Reproduce the material exactly, omitting nothing.

== Rows ==
★ ★ ★

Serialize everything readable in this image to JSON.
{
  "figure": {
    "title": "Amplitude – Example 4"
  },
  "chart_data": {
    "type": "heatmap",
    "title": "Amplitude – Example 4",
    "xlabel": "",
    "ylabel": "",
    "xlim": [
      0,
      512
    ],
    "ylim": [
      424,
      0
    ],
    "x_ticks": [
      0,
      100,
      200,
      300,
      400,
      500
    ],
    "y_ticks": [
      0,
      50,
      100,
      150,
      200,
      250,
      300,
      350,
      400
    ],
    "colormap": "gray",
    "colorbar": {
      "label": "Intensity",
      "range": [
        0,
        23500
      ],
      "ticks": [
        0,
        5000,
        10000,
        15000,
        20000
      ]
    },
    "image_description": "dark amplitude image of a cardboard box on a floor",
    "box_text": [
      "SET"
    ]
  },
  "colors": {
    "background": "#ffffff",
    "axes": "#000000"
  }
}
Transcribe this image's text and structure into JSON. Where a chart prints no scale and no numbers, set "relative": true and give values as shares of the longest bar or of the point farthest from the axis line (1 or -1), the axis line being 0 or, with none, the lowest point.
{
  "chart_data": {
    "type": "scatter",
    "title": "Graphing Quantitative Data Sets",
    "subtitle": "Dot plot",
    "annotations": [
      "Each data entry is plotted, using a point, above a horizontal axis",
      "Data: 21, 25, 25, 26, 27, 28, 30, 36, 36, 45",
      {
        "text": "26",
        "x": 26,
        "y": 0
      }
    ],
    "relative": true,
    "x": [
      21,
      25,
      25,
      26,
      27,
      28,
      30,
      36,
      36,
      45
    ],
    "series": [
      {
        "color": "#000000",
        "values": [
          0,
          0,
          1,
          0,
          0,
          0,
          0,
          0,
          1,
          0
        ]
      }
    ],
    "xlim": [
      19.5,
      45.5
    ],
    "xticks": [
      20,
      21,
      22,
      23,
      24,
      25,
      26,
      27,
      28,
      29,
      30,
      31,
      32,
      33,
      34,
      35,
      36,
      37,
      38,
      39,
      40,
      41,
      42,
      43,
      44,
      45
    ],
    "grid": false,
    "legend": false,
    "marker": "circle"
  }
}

★ ★ ★

== Completed task ==
Serialize everything readable in this image to JSON.
{
  "figure": {
    "title": "Amplitude – Example 4"
  },
  "chart_data": {
    "type": "heatmap",
    "title": "Amplitude – Example 4",
    "xlabel": "",
    "ylabel": "",
    "xlim": [
      0,
      512
    ],
    "ylim": [
      424,
      0
    ],
    "x_ticks": [
      0,
      100,
      200,
      300,
      400,
      500
    ],
    "y_ticks": [
      0,
      50,
      100,
      150,
      200,
      250,
      300,
      350,
      400
    ],
    "colormap": "gray",
    "colorbar": {
      "label": "Intensity",
      "range": [
        0,
        23500
      ],
      "ticks": [
        0,
        5000,
        10000,
        15000,
        20000
      ]
    },
    "image_description": "dark amplitude image of a cardboard box on a floor",
    "box_text": [
      "SET"
    ]
  },
  "colors": {
    "background": "#ffffff",
    "axes": "#000000"
  }
}
Transcribe this image's text and structure into JSON. Where a chart prints no scale and no numbers, set "relative": true and give values as shares of the longest bar or of the point farthest from the axis line (1 or -1), the axis line being 0 or, with none, the lowest point.
{
  "chart_data": {
    "type": "scatter",
    "title": "Graphing Quantitative Data Sets",
    "subtitle": "Dot plot",
    "annotations": [
      "Each data entry is plotted, using a point, above a horizontal axis",
      "Data: 21, 25, 25, 26, 27, 28, 30, 36, 36, 45",
      {
        "text": "26",
        "x": 26,
        "y": 0
      }
    ],
    "relative": true,
    "x": [
      21,
      25,
      25,
      26,
      27,
      28,
      30,
      36,
      36,
      45
    ],
    "series": [
      {
        "color": "#000000",
        "values": [
          0,
          0,
          1,
          0,
          0,
          0,
          0,
          0,
          1,
          0
        ]
      }
    ],
    "xlim": [
      19.5,
      45.5
    ],
    "xticks": [
      20,
      21,
      22,
      23,
      24,
      25,
      26,
      27,
      28,
      29,
      30,
      31,
      32,
      33,
      34,
      35,
      36,
      37,
      38,
      39,
      40,
      41,
      42,
      43,
      44,
      45
    ],
    "grid": false,
    "legend": false,
    "marker": "circle"
  }
}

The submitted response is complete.